Transcribe every line exactly and omit anything that is a picture.

##########

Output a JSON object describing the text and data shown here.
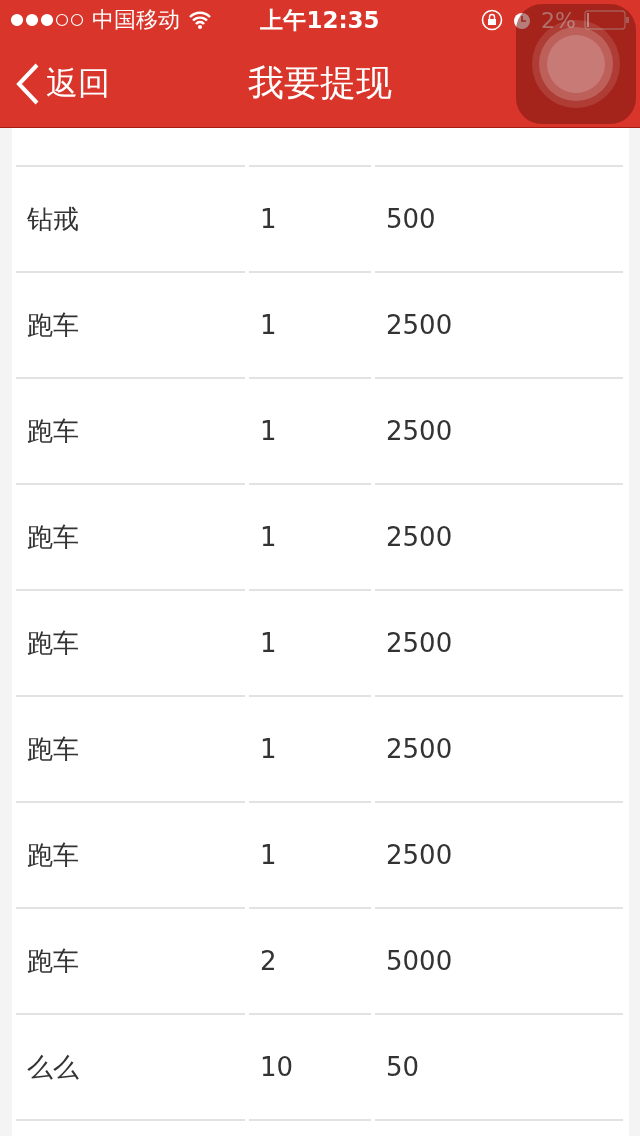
{
  "status_bar": {
    "carrier": "中国移动",
    "time": "上午12:35",
    "battery": "2%"
  },
  "nav_bar": {
    "back": "返回",
    "title": "我要提现"
  },
  "table": {
    "rows": [
      {
        "cells": [
          "钻戒",
          "1",
          "500"
        ]
      },
      {
        "cells": [
          "跑车",
          "1",
          "2500"
        ]
      },
      {
        "cells": [
          "跑车",
          "1",
          "2500"
        ]
      },
      {
        "cells": [
          "跑车",
          "1",
          "2500"
        ]
      },
      {
        "cells": [
          "跑车",
          "1",
          "2500"
        ]
      },
      {
        "cells": [
          "跑车",
          "1",
          "2500"
        ]
      },
      {
        "cells": [
          "跑车",
          "1",
          "2500"
        ]
      },
      {
        "cells": [
          "跑车",
          "2",
          "5000"
        ]
      },
      {
        "cells": [
          "么么",
          "10",
          "50"
        ]
      }
    ]
  }
}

##########

• RESULT OF THIS EXERCISE
Output a JSON object describing the text and data shown here.
{
  "status_bar": {
    "carrier": "中国移动",
    "time": "上午12:35",
    "battery": "2%"
  },
  "nav_bar": {
    "back": "返回",
    "title": "我要提现"
  },
  "table": {
    "rows": [
      {
        "cells": [
          "钻戒",
          "1",
          "500"
        ]
      },
      {
        "cells": [
          "跑车",
          "1",
          "2500"
        ]
      },
      {
        "cells": [
          "跑车",
          "1",
          "2500"
        ]
      },
      {
        "cells": [
          "跑车",
          "1",
          "2500"
        ]
      },
      {
        "cells": [
          "跑车",
          "1",
          "2500"
        ]
      },
      {
        "cells": [
          "跑车",
          "1",
          "2500"
        ]
      },
      {
        "cells": [
          "跑车",
          "1",
          "2500"
        ]
      },
      {
        "cells": [
          "跑车",
          "2",
          "5000"
        ]
      },
      {
        "cells": [
          "么么",
          "10",
          "50"
        ]
      }
    ]
  }
}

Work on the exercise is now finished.